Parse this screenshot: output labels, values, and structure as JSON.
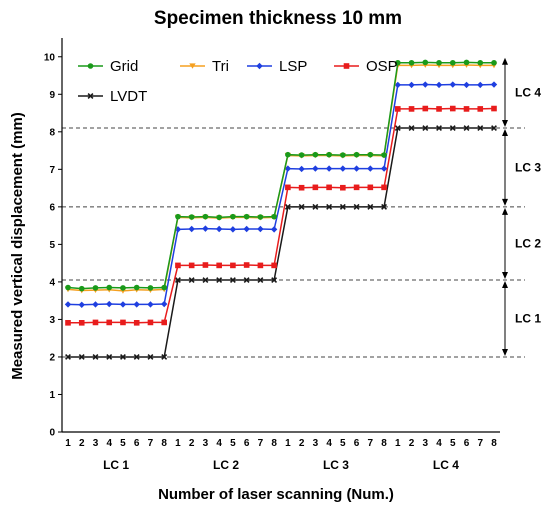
{
  "chart_data": {
    "type": "line",
    "title": "Specimen thickness 10 mm",
    "xlabel": "Number of laser scanning (Num.)",
    "ylabel": "Measured vertical displacement (mm)",
    "ylim": [
      0,
      10.5
    ],
    "yticks": [
      0,
      1,
      2,
      3,
      4,
      5,
      6,
      7,
      8,
      9,
      10
    ],
    "groups": [
      "LC 1",
      "LC 2",
      "LC 3",
      "LC 4"
    ],
    "scans_per_group": [
      "1",
      "2",
      "3",
      "4",
      "5",
      "6",
      "7",
      "8"
    ],
    "grid": false,
    "legend_position": "top-left",
    "series": [
      {
        "name": "Grid",
        "color": "#1a9a1a",
        "marker": "circle",
        "values": [
          [
            3.85,
            3.82,
            3.84,
            3.85,
            3.84,
            3.85,
            3.84,
            3.85
          ],
          [
            5.74,
            5.73,
            5.74,
            5.72,
            5.74,
            5.74,
            5.73,
            5.74
          ],
          [
            7.39,
            7.38,
            7.39,
            7.39,
            7.38,
            7.39,
            7.39,
            7.38
          ],
          [
            9.84,
            9.84,
            9.85,
            9.84,
            9.84,
            9.85,
            9.84,
            9.84
          ]
        ]
      },
      {
        "name": "Tri",
        "color": "#f5a020",
        "marker": "triangle-down",
        "values": [
          [
            3.8,
            3.77,
            3.78,
            3.79,
            3.76,
            3.79,
            3.78,
            3.8
          ],
          [
            5.72,
            5.71,
            5.72,
            5.7,
            5.72,
            5.72,
            5.71,
            5.72
          ],
          [
            7.37,
            7.36,
            7.37,
            7.37,
            7.36,
            7.37,
            7.37,
            7.36
          ],
          [
            9.77,
            9.77,
            9.78,
            9.77,
            9.77,
            9.78,
            9.77,
            9.77
          ]
        ]
      },
      {
        "name": "LSP",
        "color": "#1f3fe0",
        "marker": "diamond",
        "values": [
          [
            3.4,
            3.39,
            3.4,
            3.41,
            3.4,
            3.4,
            3.4,
            3.41
          ],
          [
            5.4,
            5.41,
            5.42,
            5.41,
            5.4,
            5.41,
            5.41,
            5.4
          ],
          [
            7.02,
            7.01,
            7.02,
            7.02,
            7.02,
            7.02,
            7.02,
            7.02
          ],
          [
            9.25,
            9.25,
            9.26,
            9.25,
            9.26,
            9.25,
            9.25,
            9.26
          ]
        ]
      },
      {
        "name": "OSP",
        "color": "#e81c1c",
        "marker": "square",
        "values": [
          [
            2.91,
            2.91,
            2.92,
            2.92,
            2.92,
            2.91,
            2.92,
            2.92
          ],
          [
            4.44,
            4.44,
            4.45,
            4.44,
            4.44,
            4.45,
            4.44,
            4.44
          ],
          [
            6.52,
            6.51,
            6.52,
            6.52,
            6.51,
            6.52,
            6.52,
            6.52
          ],
          [
            8.61,
            8.61,
            8.62,
            8.61,
            8.62,
            8.61,
            8.61,
            8.62
          ]
        ]
      },
      {
        "name": "LVDT",
        "color": "#1a1a1a",
        "marker": "cross",
        "values": [
          [
            2.0,
            2.0,
            2.0,
            2.0,
            2.0,
            2.0,
            2.0,
            2.0
          ],
          [
            4.05,
            4.05,
            4.05,
            4.05,
            4.05,
            4.05,
            4.05,
            4.05
          ],
          [
            6.0,
            6.0,
            6.0,
            6.0,
            6.0,
            6.0,
            6.0,
            6.0
          ],
          [
            8.1,
            8.1,
            8.1,
            8.1,
            8.1,
            8.1,
            8.1,
            8.1
          ]
        ]
      }
    ],
    "reference_lines": [
      2.0,
      4.05,
      6.0,
      8.1
    ],
    "load_case_brackets": [
      {
        "label": "LC 1",
        "from": 2.0,
        "to": 4.05
      },
      {
        "label": "LC 2",
        "from": 4.05,
        "to": 6.0
      },
      {
        "label": "LC 3",
        "from": 6.0,
        "to": 8.1
      },
      {
        "label": "LC 4",
        "from": 8.1,
        "to": 10.0
      }
    ]
  }
}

• Task prompt:
In the entries above, find each line with the word "marker" and copy it.

• Solution to the problem:
        "marker": "circle",
        "marker": "triangle-down",
        "marker": "diamond",
        "marker": "square",
        "marker": "cross",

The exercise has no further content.